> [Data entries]
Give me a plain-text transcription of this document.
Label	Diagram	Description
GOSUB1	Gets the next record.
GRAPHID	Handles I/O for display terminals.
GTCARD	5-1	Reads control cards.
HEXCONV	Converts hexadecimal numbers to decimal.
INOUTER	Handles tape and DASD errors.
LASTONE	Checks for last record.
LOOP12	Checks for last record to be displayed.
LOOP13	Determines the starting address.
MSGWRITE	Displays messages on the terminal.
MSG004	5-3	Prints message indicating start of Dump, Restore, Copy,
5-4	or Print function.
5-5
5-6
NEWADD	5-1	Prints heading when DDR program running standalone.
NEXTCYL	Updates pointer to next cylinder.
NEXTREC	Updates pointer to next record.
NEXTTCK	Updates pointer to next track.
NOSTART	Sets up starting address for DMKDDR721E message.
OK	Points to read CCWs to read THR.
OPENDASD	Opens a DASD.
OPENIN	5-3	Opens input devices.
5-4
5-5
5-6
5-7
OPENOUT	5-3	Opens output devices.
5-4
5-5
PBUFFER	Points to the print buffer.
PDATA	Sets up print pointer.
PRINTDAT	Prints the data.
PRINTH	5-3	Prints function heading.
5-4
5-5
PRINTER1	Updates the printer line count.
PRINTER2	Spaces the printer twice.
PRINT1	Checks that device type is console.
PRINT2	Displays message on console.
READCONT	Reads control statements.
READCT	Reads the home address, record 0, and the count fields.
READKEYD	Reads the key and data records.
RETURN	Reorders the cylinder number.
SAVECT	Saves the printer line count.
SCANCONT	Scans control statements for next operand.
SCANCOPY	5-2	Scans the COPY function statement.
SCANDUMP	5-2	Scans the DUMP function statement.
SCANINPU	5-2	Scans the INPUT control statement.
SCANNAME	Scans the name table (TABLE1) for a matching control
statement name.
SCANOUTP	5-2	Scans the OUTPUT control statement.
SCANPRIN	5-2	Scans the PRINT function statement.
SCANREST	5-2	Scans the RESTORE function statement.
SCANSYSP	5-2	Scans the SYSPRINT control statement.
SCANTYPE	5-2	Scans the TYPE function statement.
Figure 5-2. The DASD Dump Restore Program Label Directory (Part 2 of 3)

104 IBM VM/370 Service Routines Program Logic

> [WHAT NEEDS TO BE DONE] Select from the material above each line in which the string "Displays" appears, and list those lines.

> [SOLVED PROBLEM]
MSGWRITE	Displays messages on the terminal.
PRINT2	Displays message on console.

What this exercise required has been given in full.